Each entry below must be repeated exactly, with pictures left out.

# THE INPUT start

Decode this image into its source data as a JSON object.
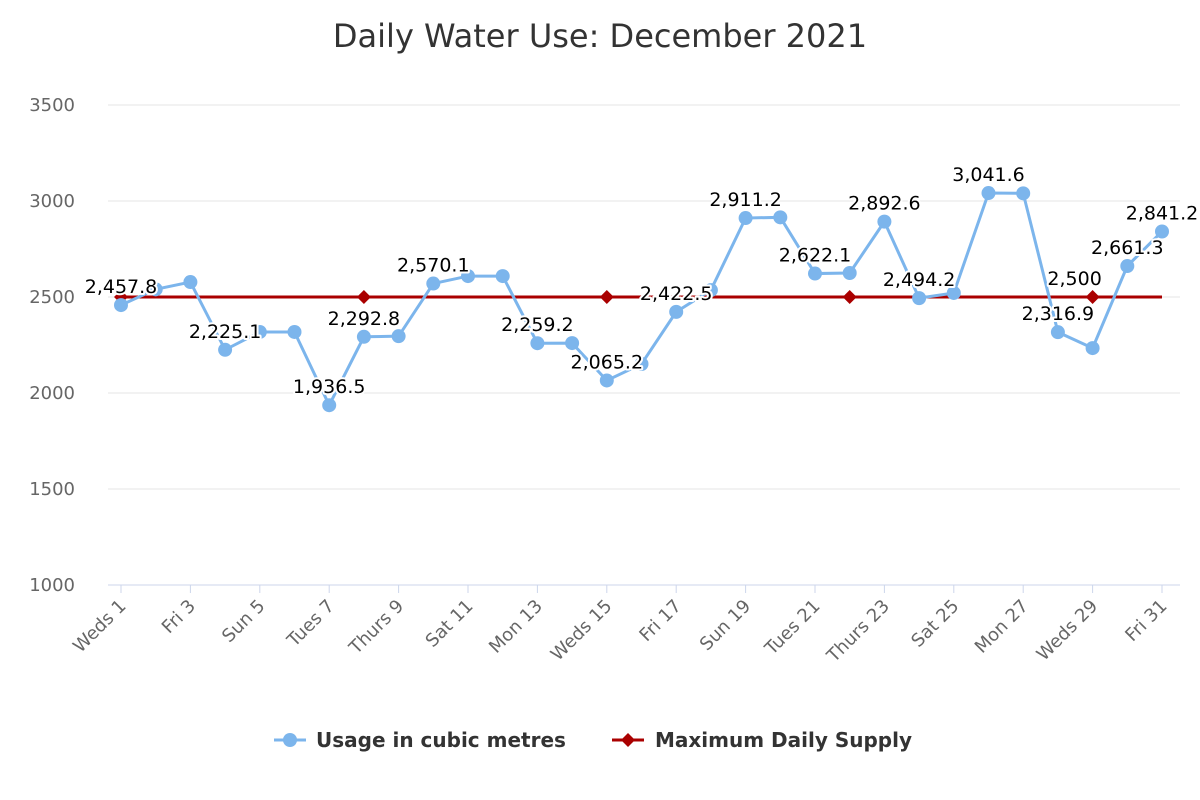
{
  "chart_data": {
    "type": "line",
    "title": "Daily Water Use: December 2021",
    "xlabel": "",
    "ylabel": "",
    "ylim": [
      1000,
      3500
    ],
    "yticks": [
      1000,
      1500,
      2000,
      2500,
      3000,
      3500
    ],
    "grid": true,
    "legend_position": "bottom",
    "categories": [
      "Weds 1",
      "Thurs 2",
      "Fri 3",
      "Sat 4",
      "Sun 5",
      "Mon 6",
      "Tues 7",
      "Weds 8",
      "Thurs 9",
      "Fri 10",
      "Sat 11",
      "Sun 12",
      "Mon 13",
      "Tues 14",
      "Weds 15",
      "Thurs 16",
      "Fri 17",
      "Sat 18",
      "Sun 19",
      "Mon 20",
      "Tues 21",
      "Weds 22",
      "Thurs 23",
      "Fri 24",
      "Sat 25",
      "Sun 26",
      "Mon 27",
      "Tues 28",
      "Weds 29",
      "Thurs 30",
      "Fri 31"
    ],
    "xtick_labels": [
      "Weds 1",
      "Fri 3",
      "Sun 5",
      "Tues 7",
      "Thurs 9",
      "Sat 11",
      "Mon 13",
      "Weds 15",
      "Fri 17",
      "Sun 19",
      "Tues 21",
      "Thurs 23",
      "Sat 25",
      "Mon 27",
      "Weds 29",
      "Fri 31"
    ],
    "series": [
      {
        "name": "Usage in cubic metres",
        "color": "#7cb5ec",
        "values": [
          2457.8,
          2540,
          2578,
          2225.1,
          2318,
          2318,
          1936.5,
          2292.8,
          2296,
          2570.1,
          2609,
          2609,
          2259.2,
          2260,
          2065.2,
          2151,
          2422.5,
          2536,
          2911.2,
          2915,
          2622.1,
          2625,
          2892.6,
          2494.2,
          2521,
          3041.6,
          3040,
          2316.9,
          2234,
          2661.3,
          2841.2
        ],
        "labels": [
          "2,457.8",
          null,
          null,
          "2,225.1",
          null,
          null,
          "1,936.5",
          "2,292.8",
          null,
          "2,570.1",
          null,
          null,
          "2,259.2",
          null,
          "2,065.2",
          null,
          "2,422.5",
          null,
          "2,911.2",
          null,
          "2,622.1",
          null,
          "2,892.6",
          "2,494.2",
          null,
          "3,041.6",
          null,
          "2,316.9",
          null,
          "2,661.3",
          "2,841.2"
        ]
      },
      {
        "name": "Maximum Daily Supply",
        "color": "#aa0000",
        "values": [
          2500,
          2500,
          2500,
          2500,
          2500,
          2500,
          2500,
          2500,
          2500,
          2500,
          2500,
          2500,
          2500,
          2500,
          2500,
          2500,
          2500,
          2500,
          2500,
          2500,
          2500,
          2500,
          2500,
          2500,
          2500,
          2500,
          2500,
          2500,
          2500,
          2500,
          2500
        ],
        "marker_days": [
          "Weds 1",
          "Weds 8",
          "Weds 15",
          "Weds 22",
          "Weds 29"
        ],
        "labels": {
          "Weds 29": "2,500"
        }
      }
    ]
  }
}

# THE INPUT end

#### [EXPECTED ANSWER]
Decode this image into its source data as a JSON object.
{
  "chart_data": {
    "type": "line",
    "title": "Daily Water Use: December 2021",
    "xlabel": "",
    "ylabel": "",
    "ylim": [
      1000,
      3500
    ],
    "yticks": [
      1000,
      1500,
      2000,
      2500,
      3000,
      3500
    ],
    "grid": true,
    "legend_position": "bottom",
    "categories": [
      "Weds 1",
      "Thurs 2",
      "Fri 3",
      "Sat 4",
      "Sun 5",
      "Mon 6",
      "Tues 7",
      "Weds 8",
      "Thurs 9",
      "Fri 10",
      "Sat 11",
      "Sun 12",
      "Mon 13",
      "Tues 14",
      "Weds 15",
      "Thurs 16",
      "Fri 17",
      "Sat 18",
      "Sun 19",
      "Mon 20",
      "Tues 21",
      "Weds 22",
      "Thurs 23",
      "Fri 24",
      "Sat 25",
      "Sun 26",
      "Mon 27",
      "Tues 28",
      "Weds 29",
      "Thurs 30",
      "Fri 31"
    ],
    "xtick_labels": [
      "Weds 1",
      "Fri 3",
      "Sun 5",
      "Tues 7",
      "Thurs 9",
      "Sat 11",
      "Mon 13",
      "Weds 15",
      "Fri 17",
      "Sun 19",
      "Tues 21",
      "Thurs 23",
      "Sat 25",
      "Mon 27",
      "Weds 29",
      "Fri 31"
    ],
    "series": [
      {
        "name": "Usage in cubic metres",
        "color": "#7cb5ec",
        "values": [
          2457.8,
          2540,
          2578,
          2225.1,
          2318,
          2318,
          1936.5,
          2292.8,
          2296,
          2570.1,
          2609,
          2609,
          2259.2,
          2260,
          2065.2,
          2151,
          2422.5,
          2536,
          2911.2,
          2915,
          2622.1,
          2625,
          2892.6,
          2494.2,
          2521,
          3041.6,
          3040,
          2316.9,
          2234,
          2661.3,
          2841.2
        ],
        "labels": [
          "2,457.8",
          null,
          null,
          "2,225.1",
          null,
          null,
          "1,936.5",
          "2,292.8",
          null,
          "2,570.1",
          null,
          null,
          "2,259.2",
          null,
          "2,065.2",
          null,
          "2,422.5",
          null,
          "2,911.2",
          null,
          "2,622.1",
          null,
          "2,892.6",
          "2,494.2",
          null,
          "3,041.6",
          null,
          "2,316.9",
          null,
          "2,661.3",
          "2,841.2"
        ]
      },
      {
        "name": "Maximum Daily Supply",
        "color": "#aa0000",
        "values": [
          2500,
          2500,
          2500,
          2500,
          2500,
          2500,
          2500,
          2500,
          2500,
          2500,
          2500,
          2500,
          2500,
          2500,
          2500,
          2500,
          2500,
          2500,
          2500,
          2500,
          2500,
          2500,
          2500,
          2500,
          2500,
          2500,
          2500,
          2500,
          2500,
          2500,
          2500
        ],
        "marker_days": [
          "Weds 1",
          "Weds 8",
          "Weds 15",
          "Weds 22",
          "Weds 29"
        ],
        "labels": {
          "Weds 29": "2,500"
        }
      }
    ]
  }
}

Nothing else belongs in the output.